- **Exercise directions**
Leave out the pictures and transcribe the rest of the records exactly.

- **Records for processing**
....

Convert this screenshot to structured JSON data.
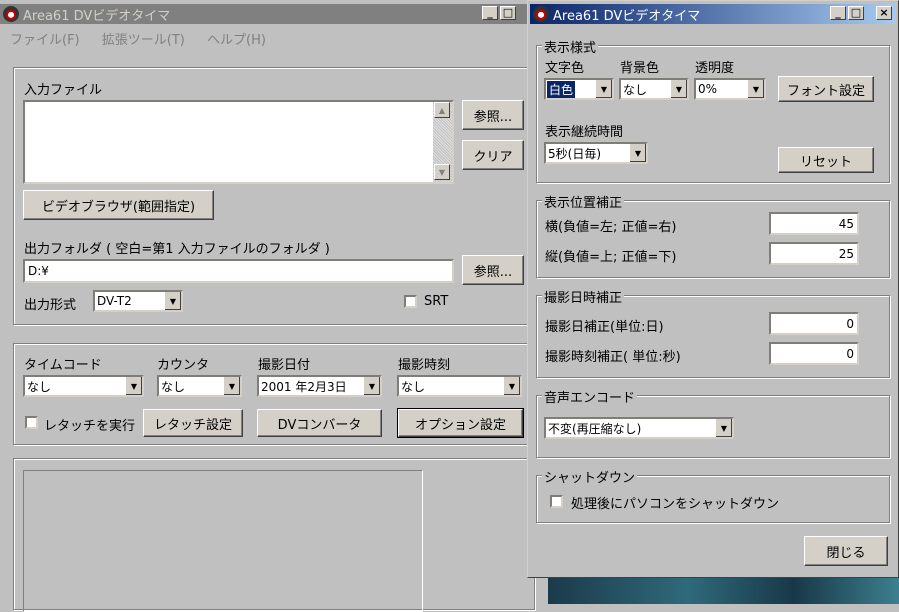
{
  "main_window": {
    "title": "Area61  DVビデオタイマ",
    "menu": [
      "ファイル(F)",
      "拡張ツール(T)",
      "ヘルプ(H)"
    ],
    "input_file_label": "入力ファイル",
    "browse_label": "参照...",
    "clear_label": "クリア",
    "video_browser_label": "ビデオブラウザ(範囲指定)",
    "output_folder_label": "出力フォルダ ( 空白=第1 入力ファイルのフォルダ )",
    "output_folder_value": "D:¥",
    "output_browse_label": "参照...",
    "output_format_label": "出力形式",
    "output_format_value": "DV-T2",
    "srt_label": "SRT",
    "timecode_label": "タイムコード",
    "timecode_value": "なし",
    "counter_label": "カウンタ",
    "counter_value": "なし",
    "shoot_date_label": "撮影日付",
    "shoot_date_value": "2001 年2月3日",
    "shoot_time_label": "撮影時刻",
    "shoot_time_value": "なし",
    "retouch_run_label": "レタッチを実行",
    "retouch_settings_label": "レタッチ設定",
    "dv_converter_label": "DVコンバータ",
    "option_settings_label": "オプション設定"
  },
  "dialog": {
    "title": "Area61  DVビデオタイマ",
    "display_style": {
      "group_label": "表示様式",
      "text_color_label": "文字色",
      "text_color_value": "白色",
      "bg_color_label": "背景色",
      "bg_color_value": "なし",
      "opacity_label": "透明度",
      "opacity_value": "0%",
      "font_settings_label": "フォント設定",
      "duration_label": "表示継続時間",
      "duration_value": "5秒(日毎)",
      "reset_label": "リセット"
    },
    "position": {
      "group_label": "表示位置補正",
      "horizontal_label": "横(負値=左; 正値=右)",
      "horizontal_value": "45",
      "vertical_label": "縦(負値=上; 正値=下)",
      "vertical_value": "25"
    },
    "datetime": {
      "group_label": "撮影日時補正",
      "date_label": "撮影日補正(単位:日)",
      "date_value": "0",
      "time_label": "撮影時刻補正( 単位:秒)",
      "time_value": "0"
    },
    "audio": {
      "group_label": "音声エンコード",
      "value": "不変(再圧縮なし)"
    },
    "shutdown": {
      "group_label": "シャットダウン",
      "checkbox_label": "処理後にパソコンをシャットダウン"
    },
    "close_label": "閉じる"
  }
}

....

- **Written answer**
Convert this screenshot to structured JSON data.
{
  "main_window": {
    "title": "Area61  DVビデオタイマ",
    "menu": [
      "ファイル(F)",
      "拡張ツール(T)",
      "ヘルプ(H)"
    ],
    "input_file_label": "入力ファイル",
    "browse_label": "参照...",
    "clear_label": "クリア",
    "video_browser_label": "ビデオブラウザ(範囲指定)",
    "output_folder_label": "出力フォルダ ( 空白=第1 入力ファイルのフォルダ )",
    "output_folder_value": "D:¥",
    "output_browse_label": "参照...",
    "output_format_label": "出力形式",
    "output_format_value": "DV-T2",
    "srt_label": "SRT",
    "timecode_label": "タイムコード",
    "timecode_value": "なし",
    "counter_label": "カウンタ",
    "counter_value": "なし",
    "shoot_date_label": "撮影日付",
    "shoot_date_value": "2001 年2月3日",
    "shoot_time_label": "撮影時刻",
    "shoot_time_value": "なし",
    "retouch_run_label": "レタッチを実行",
    "retouch_settings_label": "レタッチ設定",
    "dv_converter_label": "DVコンバータ",
    "option_settings_label": "オプション設定"
  },
  "dialog": {
    "title": "Area61  DVビデオタイマ",
    "display_style": {
      "group_label": "表示様式",
      "text_color_label": "文字色",
      "text_color_value": "白色",
      "bg_color_label": "背景色",
      "bg_color_value": "なし",
      "opacity_label": "透明度",
      "opacity_value": "0%",
      "font_settings_label": "フォント設定",
      "duration_label": "表示継続時間",
      "duration_value": "5秒(日毎)",
      "reset_label": "リセット"
    },
    "position": {
      "group_label": "表示位置補正",
      "horizontal_label": "横(負値=左; 正値=右)",
      "horizontal_value": "45",
      "vertical_label": "縦(負値=上; 正値=下)",
      "vertical_value": "25"
    },
    "datetime": {
      "group_label": "撮影日時補正",
      "date_label": "撮影日補正(単位:日)",
      "date_value": "0",
      "time_label": "撮影時刻補正( 単位:秒)",
      "time_value": "0"
    },
    "audio": {
      "group_label": "音声エンコード",
      "value": "不変(再圧縮なし)"
    },
    "shutdown": {
      "group_label": "シャットダウン",
      "checkbox_label": "処理後にパソコンをシャットダウン"
    },
    "close_label": "閉じる"
  }
}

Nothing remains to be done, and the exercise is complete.